Task prompt: Look through the lines below and copy each one that includes "feather".

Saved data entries
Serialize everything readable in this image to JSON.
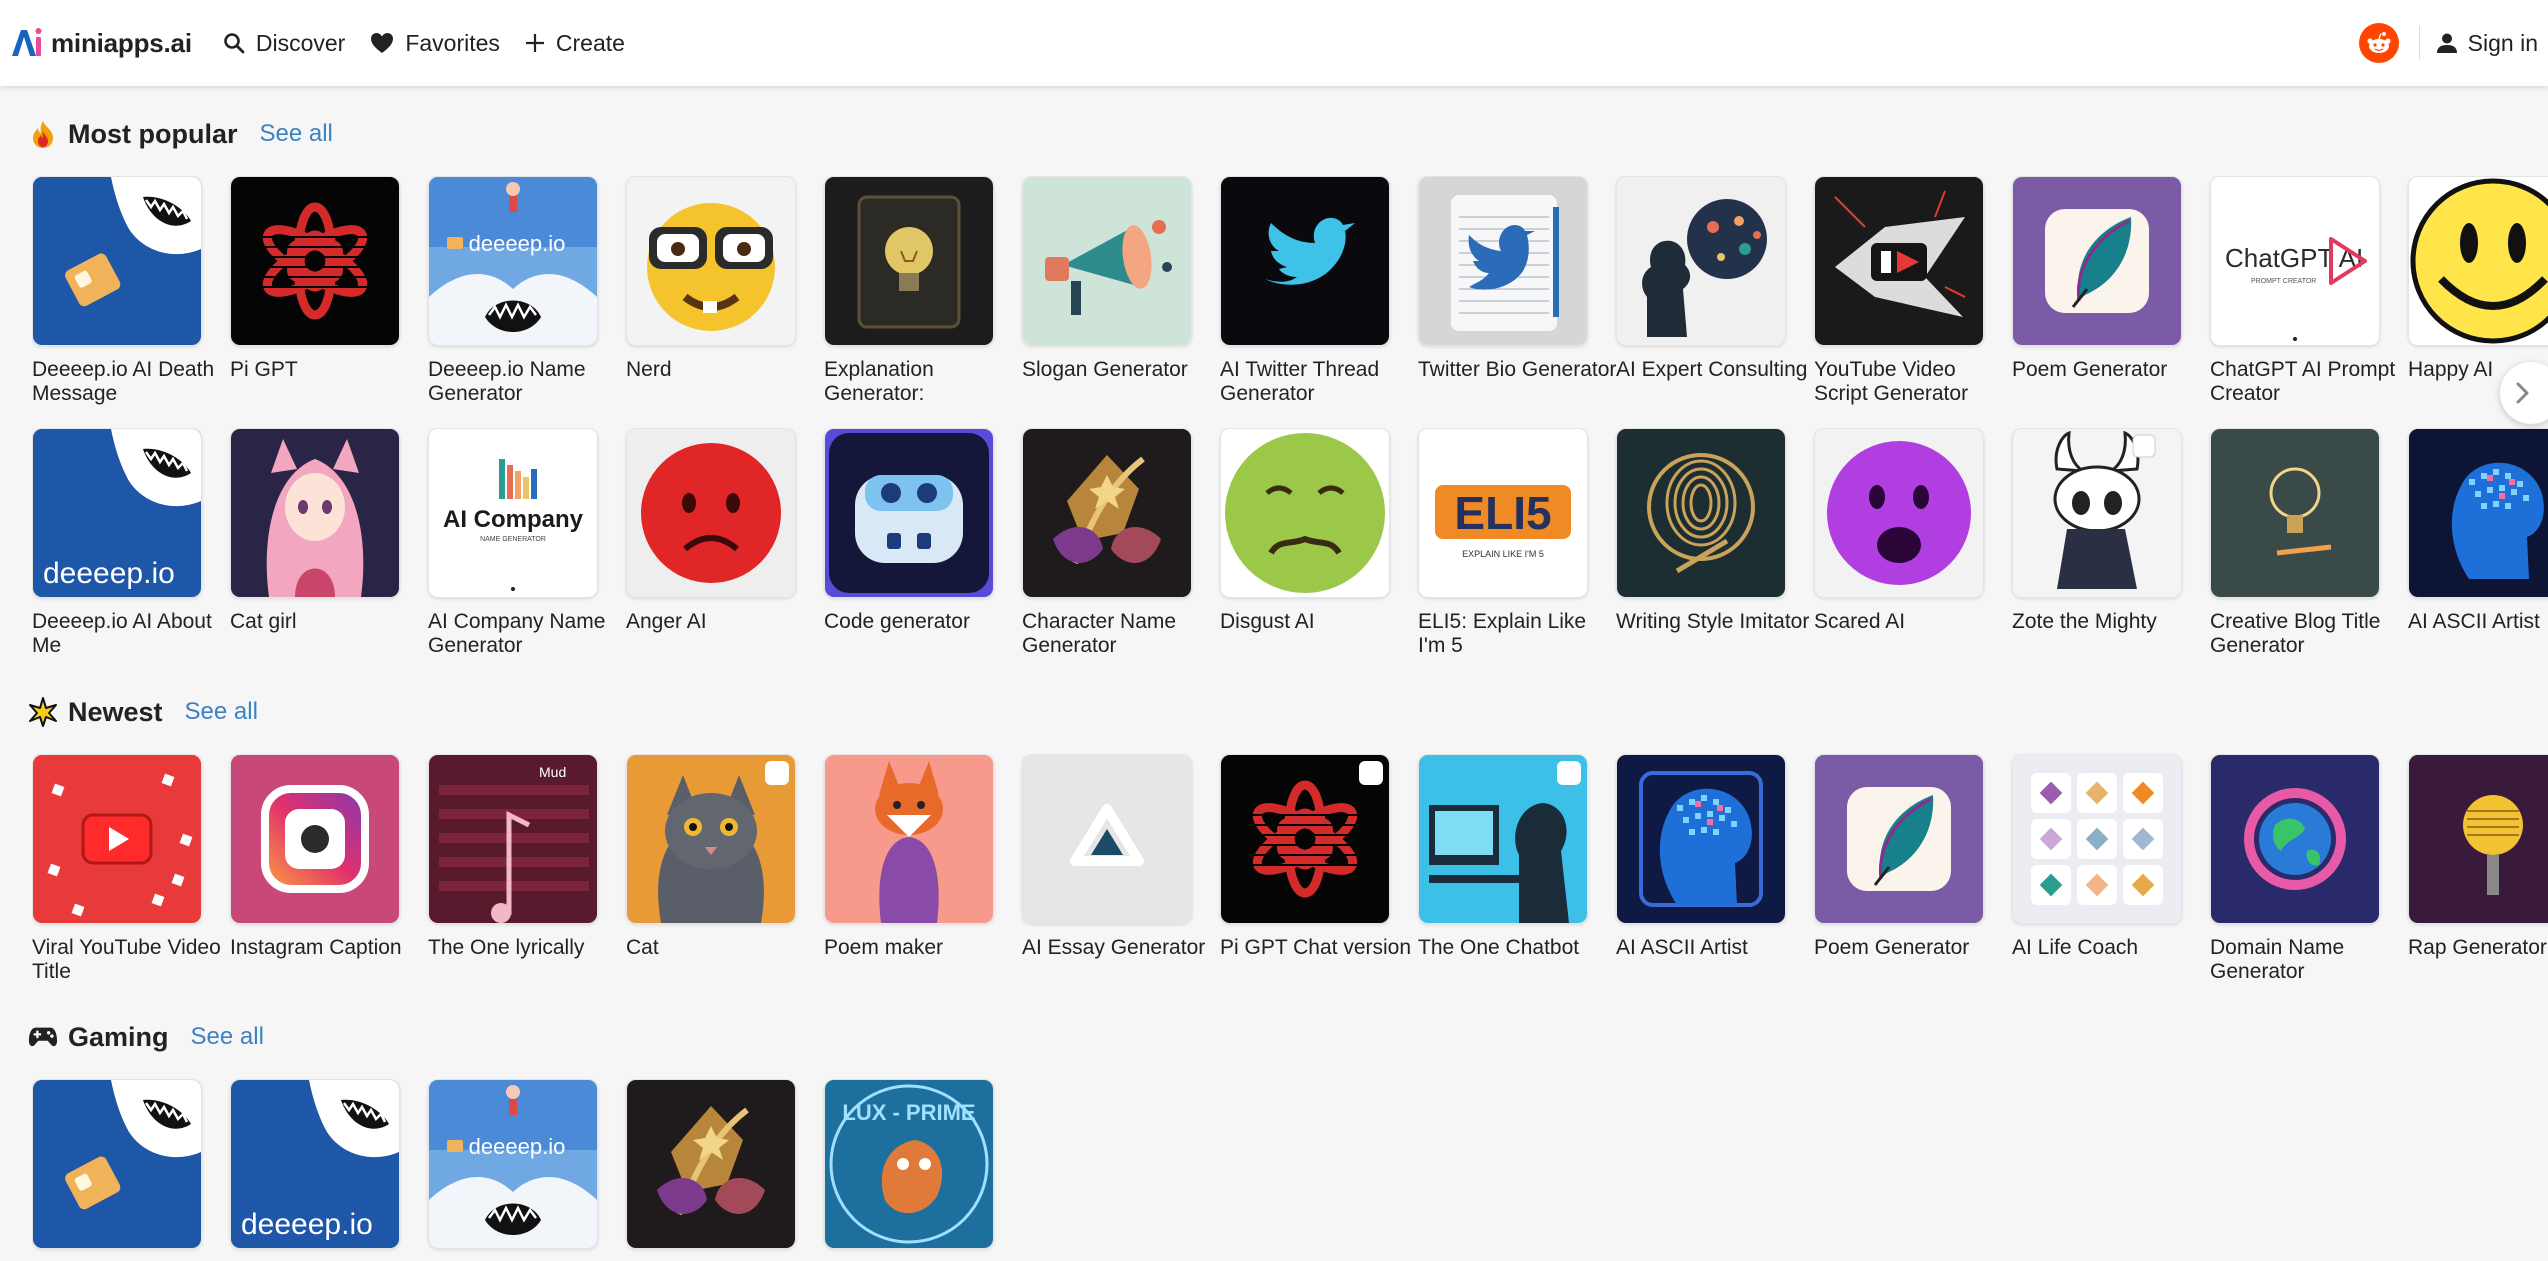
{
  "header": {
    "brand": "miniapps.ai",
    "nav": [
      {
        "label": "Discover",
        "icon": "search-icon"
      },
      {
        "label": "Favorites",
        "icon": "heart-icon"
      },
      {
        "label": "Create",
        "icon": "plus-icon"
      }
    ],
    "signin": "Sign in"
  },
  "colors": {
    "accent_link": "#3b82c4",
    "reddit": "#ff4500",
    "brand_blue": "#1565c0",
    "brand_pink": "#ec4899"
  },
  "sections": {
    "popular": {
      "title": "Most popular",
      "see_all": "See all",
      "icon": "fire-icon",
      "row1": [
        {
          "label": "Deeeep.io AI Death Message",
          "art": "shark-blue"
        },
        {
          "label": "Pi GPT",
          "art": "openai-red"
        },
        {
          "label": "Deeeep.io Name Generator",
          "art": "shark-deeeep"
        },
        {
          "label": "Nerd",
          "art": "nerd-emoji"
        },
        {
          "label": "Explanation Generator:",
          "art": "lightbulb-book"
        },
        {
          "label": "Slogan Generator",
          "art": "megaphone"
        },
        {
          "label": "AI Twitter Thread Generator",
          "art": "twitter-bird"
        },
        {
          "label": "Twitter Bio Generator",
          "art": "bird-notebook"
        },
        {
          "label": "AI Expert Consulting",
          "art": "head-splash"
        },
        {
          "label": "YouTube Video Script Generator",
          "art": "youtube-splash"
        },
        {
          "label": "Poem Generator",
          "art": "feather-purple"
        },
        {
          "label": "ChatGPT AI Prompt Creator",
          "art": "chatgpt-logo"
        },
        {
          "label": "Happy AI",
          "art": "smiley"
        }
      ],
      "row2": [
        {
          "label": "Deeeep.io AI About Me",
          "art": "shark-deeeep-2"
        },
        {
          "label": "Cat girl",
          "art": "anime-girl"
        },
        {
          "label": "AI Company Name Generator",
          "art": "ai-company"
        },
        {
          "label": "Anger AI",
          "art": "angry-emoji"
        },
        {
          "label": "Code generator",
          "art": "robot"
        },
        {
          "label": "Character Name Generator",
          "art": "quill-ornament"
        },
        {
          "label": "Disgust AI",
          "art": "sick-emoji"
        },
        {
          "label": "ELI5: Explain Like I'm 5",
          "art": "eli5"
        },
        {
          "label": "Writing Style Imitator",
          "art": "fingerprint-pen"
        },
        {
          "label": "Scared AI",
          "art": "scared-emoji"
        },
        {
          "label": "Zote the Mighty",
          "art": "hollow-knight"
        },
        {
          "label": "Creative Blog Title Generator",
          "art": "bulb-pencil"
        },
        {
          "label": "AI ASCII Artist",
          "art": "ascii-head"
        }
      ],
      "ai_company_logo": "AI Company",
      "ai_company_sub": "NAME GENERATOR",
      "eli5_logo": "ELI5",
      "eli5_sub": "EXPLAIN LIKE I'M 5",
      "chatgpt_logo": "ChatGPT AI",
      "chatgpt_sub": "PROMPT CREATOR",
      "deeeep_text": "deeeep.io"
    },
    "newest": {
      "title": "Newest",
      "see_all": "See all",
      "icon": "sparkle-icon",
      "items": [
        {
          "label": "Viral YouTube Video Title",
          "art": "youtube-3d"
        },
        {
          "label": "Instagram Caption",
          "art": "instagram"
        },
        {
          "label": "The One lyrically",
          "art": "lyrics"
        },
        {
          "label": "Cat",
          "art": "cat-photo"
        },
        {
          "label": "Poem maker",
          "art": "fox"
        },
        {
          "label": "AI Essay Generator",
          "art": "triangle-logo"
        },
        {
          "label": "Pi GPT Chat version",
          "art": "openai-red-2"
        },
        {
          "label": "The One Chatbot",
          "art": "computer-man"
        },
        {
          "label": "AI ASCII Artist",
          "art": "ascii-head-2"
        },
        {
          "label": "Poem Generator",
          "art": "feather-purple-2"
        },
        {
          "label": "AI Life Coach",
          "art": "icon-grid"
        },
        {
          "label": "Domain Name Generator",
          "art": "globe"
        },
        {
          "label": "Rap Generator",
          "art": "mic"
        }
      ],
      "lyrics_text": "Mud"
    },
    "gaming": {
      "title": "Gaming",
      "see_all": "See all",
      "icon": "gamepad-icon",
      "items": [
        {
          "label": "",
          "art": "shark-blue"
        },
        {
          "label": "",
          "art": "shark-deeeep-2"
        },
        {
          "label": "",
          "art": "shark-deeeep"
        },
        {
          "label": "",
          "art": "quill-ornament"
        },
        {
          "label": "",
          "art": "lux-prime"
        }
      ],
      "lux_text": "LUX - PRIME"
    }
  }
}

Response:
          "art": "feather-purple"
          "art": "feather-purple-2"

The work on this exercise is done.